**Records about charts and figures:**
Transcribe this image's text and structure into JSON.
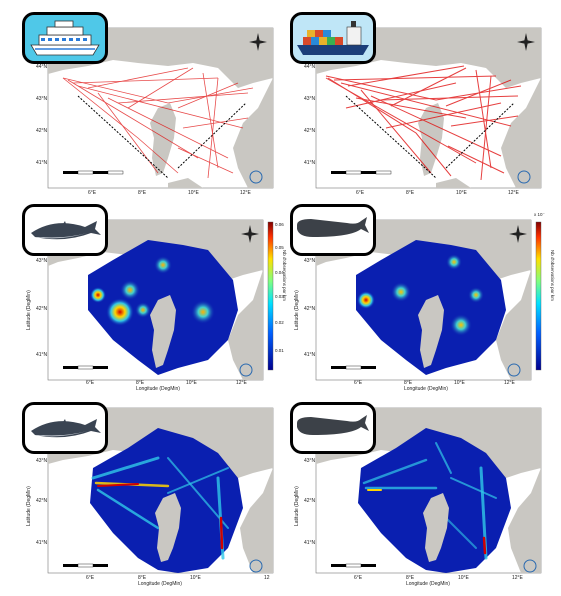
{
  "panels": {
    "p1": {
      "icon": "cruise-ship-icon",
      "lat_ticks": [
        "44°N",
        "43°N",
        "42°N",
        "41°N"
      ],
      "lon_ticks": [
        "6°E",
        "8°E",
        "10°E",
        "12°E"
      ]
    },
    "p2": {
      "icon": "cargo-ship-icon",
      "lat_ticks": [
        "44°N",
        "43°N",
        "42°N",
        "41°N"
      ],
      "lon_ticks": [
        "6°E",
        "8°E",
        "10°E",
        "12°E"
      ]
    },
    "p3": {
      "icon": "fin-whale-icon",
      "lat_ticks": [
        "43°N",
        "42°N",
        "41°N"
      ],
      "lon_ticks": [
        "6°E",
        "8°E",
        "10°E",
        "12°E"
      ],
      "xlabel": "Longitude (DegMin)",
      "ylabel": "Latitude (DegMin)",
      "colorbar_label": "Nb d'observations par km",
      "colorbar_ticks": [
        "0.06",
        "0.05",
        "0.04",
        "0.03",
        "0.02",
        "0.01"
      ]
    },
    "p4": {
      "icon": "sperm-whale-icon",
      "lat_ticks": [
        "43°N",
        "42°N",
        "41°N"
      ],
      "lon_ticks": [
        "6°E",
        "8°E",
        "10°E",
        "12°E"
      ],
      "xlabel": "Longitude (DegMin)",
      "ylabel": "Latitude (DegMin)",
      "colorbar_label": "Nb d'observations par km",
      "colorbar_top": "x 10⁻"
    },
    "p5": {
      "icon": "fin-whale-icon",
      "lat_ticks": [
        "43°N",
        "42°N",
        "41°N"
      ],
      "lon_ticks": [
        "6°E",
        "8°E",
        "10°E",
        "12"
      ],
      "xlabel": "Longitude (DegMin)",
      "ylabel": "Latitude (DegMin)"
    },
    "p6": {
      "icon": "sperm-whale-icon",
      "lat_ticks": [
        "43°N",
        "42°N",
        "41°N"
      ],
      "lon_ticks": [
        "6°E",
        "8°E",
        "10°E",
        "12°E"
      ],
      "xlabel": "Longitude (DegMin)",
      "ylabel": "Latitude (DegMin)"
    }
  },
  "colors": {
    "land": "#c9c7c2",
    "sea": "#ffffff",
    "traffic": "#e01010",
    "density_low": "#0a1fb0",
    "density_high": "#d00000"
  }
}
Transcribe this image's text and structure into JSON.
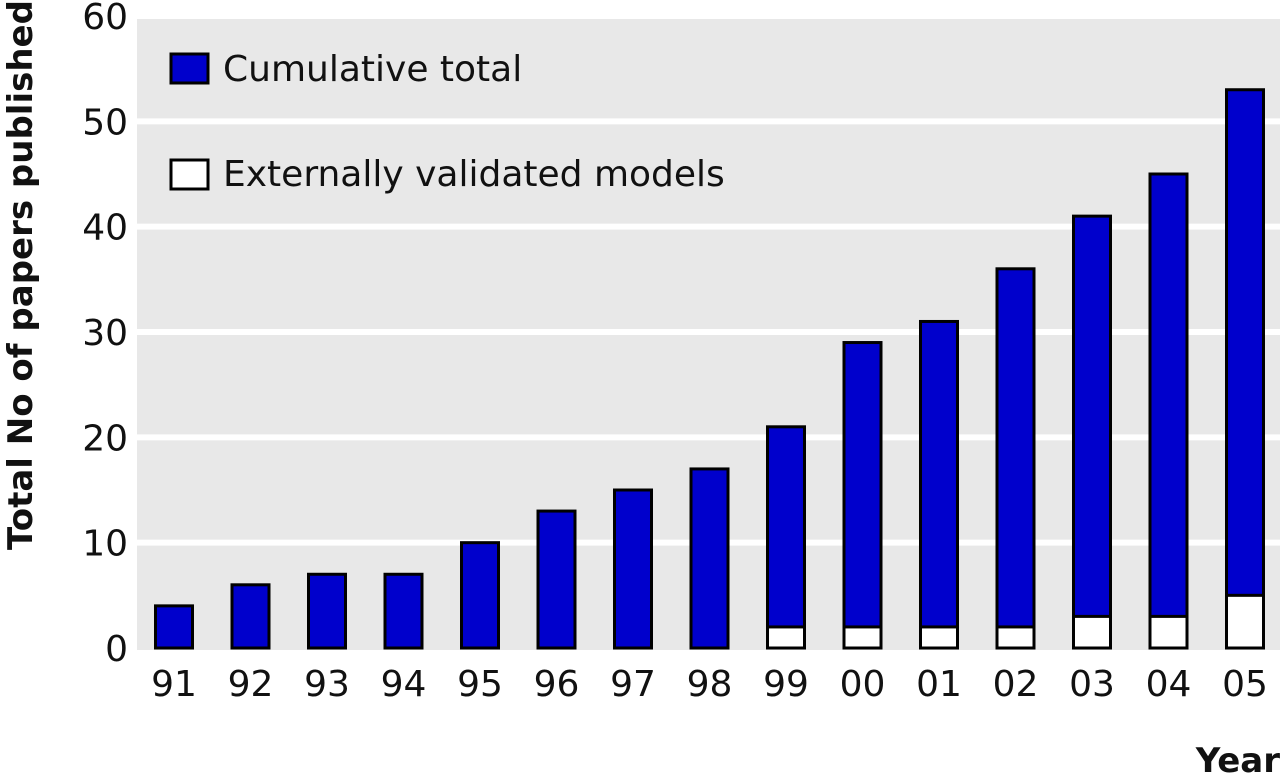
{
  "chart_data": {
    "type": "bar",
    "categories": [
      "91",
      "92",
      "93",
      "94",
      "95",
      "96",
      "97",
      "98",
      "99",
      "00",
      "01",
      "02",
      "03",
      "04",
      "05"
    ],
    "series": [
      {
        "name": "Cumulative total",
        "values": [
          4,
          6,
          7,
          7,
          10,
          13,
          15,
          17,
          21,
          29,
          31,
          36,
          41,
          45,
          53
        ],
        "color": "#0000cc"
      },
      {
        "name": "Externally validated models",
        "values": [
          0,
          0,
          0,
          0,
          0,
          0,
          0,
          0,
          2,
          2,
          2,
          2,
          3,
          3,
          5
        ],
        "color": "#ffffff"
      }
    ],
    "xlabel": "Year",
    "ylabel": "Total No of papers published",
    "ylim": [
      0,
      60
    ],
    "yticks": [
      "0",
      "10",
      "20",
      "30",
      "40",
      "50",
      "60"
    ],
    "grid": true,
    "legend_position": "top-left",
    "colors": {
      "plot_background": "#e8e8e8",
      "grid": "#ffffff",
      "bar_outline": "#000000"
    }
  }
}
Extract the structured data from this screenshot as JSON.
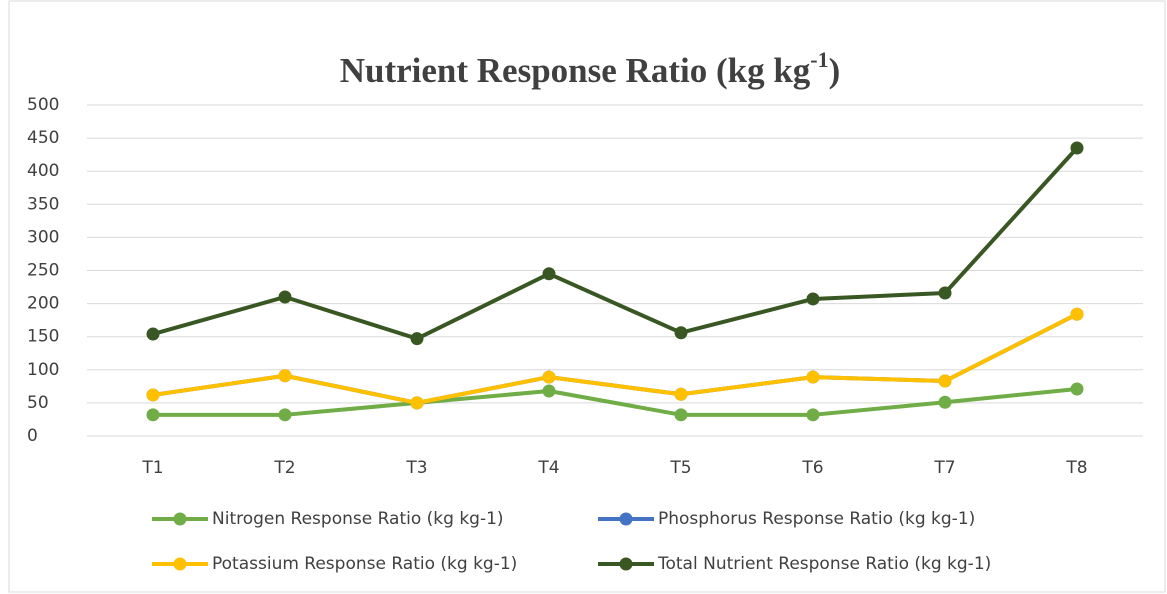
{
  "chart_data": {
    "type": "line",
    "title": "Nutrient Response Ratio (kg kg-1)",
    "categories": [
      "T1",
      "T2",
      "T3",
      "T4",
      "T5",
      "T6",
      "T7",
      "T8"
    ],
    "series": [
      {
        "name": "Nitrogen Response Ratio (kg kg-1)",
        "color": "#70ad47",
        "values": [
          32,
          32,
          50,
          68,
          32,
          32,
          51,
          71
        ]
      },
      {
        "name": "Phosphorus Response Ratio (kg kg-1)",
        "color": "#4472c4",
        "values": [
          62,
          91,
          50,
          89,
          63,
          89,
          83,
          184
        ]
      },
      {
        "name": "Potassium Response Ratio (kg kg-1)",
        "color": "#ffc000",
        "values": [
          62,
          91,
          50,
          89,
          63,
          89,
          83,
          184
        ]
      },
      {
        "name": "Total Nutrient Response Ratio (kg kg-1)",
        "color": "#385723",
        "values": [
          154,
          210,
          147,
          245,
          156,
          207,
          216,
          435
        ]
      }
    ],
    "ylim": [
      0,
      500
    ],
    "yticks": [
      0,
      50,
      100,
      150,
      200,
      250,
      300,
      350,
      400,
      450,
      500
    ],
    "grid": true
  }
}
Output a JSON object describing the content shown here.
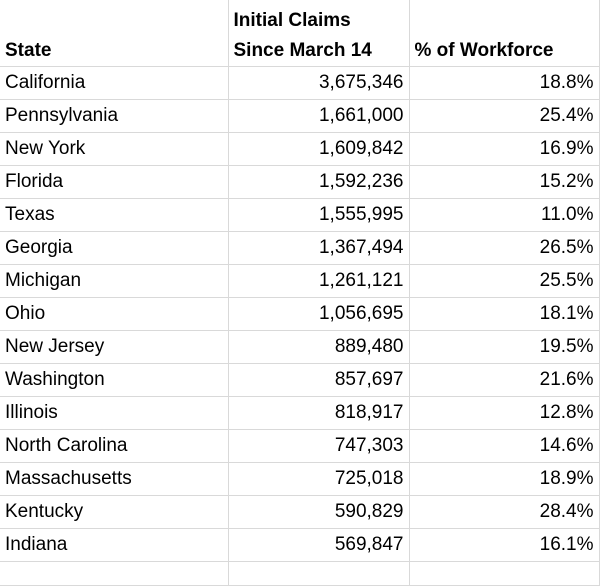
{
  "table": {
    "headers": {
      "state": "State",
      "claims_line1": "Initial Claims",
      "claims_line2": "Since March 14",
      "percent": "% of Workforce"
    },
    "rows": [
      {
        "state": "California",
        "claims": "3,675,346",
        "percent": "18.8%"
      },
      {
        "state": "Pennsylvania",
        "claims": "1,661,000",
        "percent": "25.4%"
      },
      {
        "state": "New York",
        "claims": "1,609,842",
        "percent": "16.9%"
      },
      {
        "state": "Florida",
        "claims": "1,592,236",
        "percent": "15.2%"
      },
      {
        "state": "Texas",
        "claims": "1,555,995",
        "percent": "11.0%"
      },
      {
        "state": "Georgia",
        "claims": "1,367,494",
        "percent": "26.5%"
      },
      {
        "state": "Michigan",
        "claims": "1,261,121",
        "percent": "25.5%"
      },
      {
        "state": "Ohio",
        "claims": "1,056,695",
        "percent": "18.1%"
      },
      {
        "state": "New Jersey",
        "claims": "889,480",
        "percent": "19.5%"
      },
      {
        "state": "Washington",
        "claims": "857,697",
        "percent": "21.6%"
      },
      {
        "state": "Illinois",
        "claims": "818,917",
        "percent": "12.8%"
      },
      {
        "state": "North Carolina",
        "claims": "747,303",
        "percent": "14.6%"
      },
      {
        "state": "Massachusetts",
        "claims": "725,018",
        "percent": "18.9%"
      },
      {
        "state": "Kentucky",
        "claims": "590,829",
        "percent": "28.4%"
      },
      {
        "state": "Indiana",
        "claims": "569,847",
        "percent": "16.1%"
      }
    ]
  },
  "colors": {
    "gridline": "#d9d9d9",
    "text": "#000000",
    "background": "#ffffff"
  }
}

**What you are asked to do:**
All of the lines above should be printed exactly, minus the pictures.

**Solution below:**
Transcribe this image's text and structure into JSON.
{
  "panels": {
    "p1": {
      "icon": "cruise-ship-icon",
      "lat_ticks": [
        "44°N",
        "43°N",
        "42°N",
        "41°N"
      ],
      "lon_ticks": [
        "6°E",
        "8°E",
        "10°E",
        "12°E"
      ]
    },
    "p2": {
      "icon": "cargo-ship-icon",
      "lat_ticks": [
        "44°N",
        "43°N",
        "42°N",
        "41°N"
      ],
      "lon_ticks": [
        "6°E",
        "8°E",
        "10°E",
        "12°E"
      ]
    },
    "p3": {
      "icon": "fin-whale-icon",
      "lat_ticks": [
        "43°N",
        "42°N",
        "41°N"
      ],
      "lon_ticks": [
        "6°E",
        "8°E",
        "10°E",
        "12°E"
      ],
      "xlabel": "Longitude (DegMin)",
      "ylabel": "Latitude (DegMin)",
      "colorbar_label": "Nb d'observations par km",
      "colorbar_ticks": [
        "0.06",
        "0.05",
        "0.04",
        "0.03",
        "0.02",
        "0.01"
      ]
    },
    "p4": {
      "icon": "sperm-whale-icon",
      "lat_ticks": [
        "43°N",
        "42°N",
        "41°N"
      ],
      "lon_ticks": [
        "6°E",
        "8°E",
        "10°E",
        "12°E"
      ],
      "xlabel": "Longitude (DegMin)",
      "ylabel": "Latitude (DegMin)",
      "colorbar_label": "Nb d'observations par km",
      "colorbar_top": "x 10⁻"
    },
    "p5": {
      "icon": "fin-whale-icon",
      "lat_ticks": [
        "43°N",
        "42°N",
        "41°N"
      ],
      "lon_ticks": [
        "6°E",
        "8°E",
        "10°E",
        "12"
      ],
      "xlabel": "Longitude (DegMin)",
      "ylabel": "Latitude (DegMin)"
    },
    "p6": {
      "icon": "sperm-whale-icon",
      "lat_ticks": [
        "43°N",
        "42°N",
        "41°N"
      ],
      "lon_ticks": [
        "6°E",
        "8°E",
        "10°E",
        "12°E"
      ],
      "xlabel": "Longitude (DegMin)",
      "ylabel": "Latitude (DegMin)"
    }
  },
  "colors": {
    "land": "#c9c7c2",
    "sea": "#ffffff",
    "traffic": "#e01010",
    "density_low": "#0a1fb0",
    "density_high": "#d00000"
  }
}
Transcribe this image's text and structure into JSON.
{
  "chart_data": {
    "type": "bar",
    "categories": [
      "91",
      "92",
      "93",
      "94",
      "95",
      "96",
      "97",
      "98",
      "99",
      "00",
      "01",
      "02",
      "03",
      "04",
      "05"
    ],
    "series": [
      {
        "name": "Cumulative total",
        "values": [
          4,
          6,
          7,
          7,
          10,
          13,
          15,
          17,
          21,
          29,
          31,
          36,
          41,
          45,
          53
        ],
        "color": "#0000cc"
      },
      {
        "name": "Externally validated models",
        "values": [
          0,
          0,
          0,
          0,
          0,
          0,
          0,
          0,
          2,
          2,
          2,
          2,
          3,
          3,
          5
        ],
        "color": "#ffffff"
      }
    ],
    "xlabel": "Year",
    "ylabel": "Total No of papers published",
    "ylim": [
      0,
      60
    ],
    "yticks": [
      "0",
      "10",
      "20",
      "30",
      "40",
      "50",
      "60"
    ],
    "grid": true,
    "legend_position": "top-left",
    "colors": {
      "plot_background": "#e8e8e8",
      "grid": "#ffffff",
      "bar_outline": "#000000"
    }
  }
}
Extract the structured data from this screenshot as JSON.
{
  "chart_data": {
    "type": "line",
    "title": "Nutrient Response Ratio (kg kg-1)",
    "categories": [
      "T1",
      "T2",
      "T3",
      "T4",
      "T5",
      "T6",
      "T7",
      "T8"
    ],
    "series": [
      {
        "name": "Nitrogen Response Ratio (kg kg-1)",
        "color": "#70ad47",
        "values": [
          32,
          32,
          50,
          68,
          32,
          32,
          51,
          71
        ]
      },
      {
        "name": "Phosphorus Response Ratio (kg kg-1)",
        "color": "#4472c4",
        "values": [
          62,
          91,
          50,
          89,
          63,
          89,
          83,
          184
        ]
      },
      {
        "name": "Potassium Response Ratio (kg kg-1)",
        "color": "#ffc000",
        "values": [
          62,
          91,
          50,
          89,
          63,
          89,
          83,
          184
        ]
      },
      {
        "name": "Total Nutrient Response Ratio (kg kg-1)",
        "color": "#385723",
        "values": [
          154,
          210,
          147,
          245,
          156,
          207,
          216,
          435
        ]
      }
    ],
    "ylim": [
      0,
      500
    ],
    "yticks": [
      0,
      50,
      100,
      150,
      200,
      250,
      300,
      350,
      400,
      450,
      500
    ],
    "grid": true
  }
}
Output a JSON object describing the content shown here.
{
  "table": {
    "headers": {
      "state": "State",
      "claims_line1": "Initial Claims",
      "claims_line2": "Since March 14",
      "percent": "% of Workforce"
    },
    "rows": [
      {
        "state": "California",
        "claims": "3,675,346",
        "percent": "18.8%"
      },
      {
        "state": "Pennsylvania",
        "claims": "1,661,000",
        "percent": "25.4%"
      },
      {
        "state": "New York",
        "claims": "1,609,842",
        "percent": "16.9%"
      },
      {
        "state": "Florida",
        "claims": "1,592,236",
        "percent": "15.2%"
      },
      {
        "state": "Texas",
        "claims": "1,555,995",
        "percent": "11.0%"
      },
      {
        "state": "Georgia",
        "claims": "1,367,494",
        "percent": "26.5%"
      },
      {
        "state": "Michigan",
        "claims": "1,261,121",
        "percent": "25.5%"
      },
      {
        "state": "Ohio",
        "claims": "1,056,695",
        "percent": "18.1%"
      },
      {
        "state": "New Jersey",
        "claims": "889,480",
        "percent": "19.5%"
      },
      {
        "state": "Washington",
        "claims": "857,697",
        "percent": "21.6%"
      },
      {
        "state": "Illinois",
        "claims": "818,917",
        "percent": "12.8%"
      },
      {
        "state": "North Carolina",
        "claims": "747,303",
        "percent": "14.6%"
      },
      {
        "state": "Massachusetts",
        "claims": "725,018",
        "percent": "18.9%"
      },
      {
        "state": "Kentucky",
        "claims": "590,829",
        "percent": "28.4%"
      },
      {
        "state": "Indiana",
        "claims": "569,847",
        "percent": "16.1%"
      }
    ]
  },
  "colors": {
    "gridline": "#d9d9d9",
    "text": "#000000",
    "background": "#ffffff"
  }
}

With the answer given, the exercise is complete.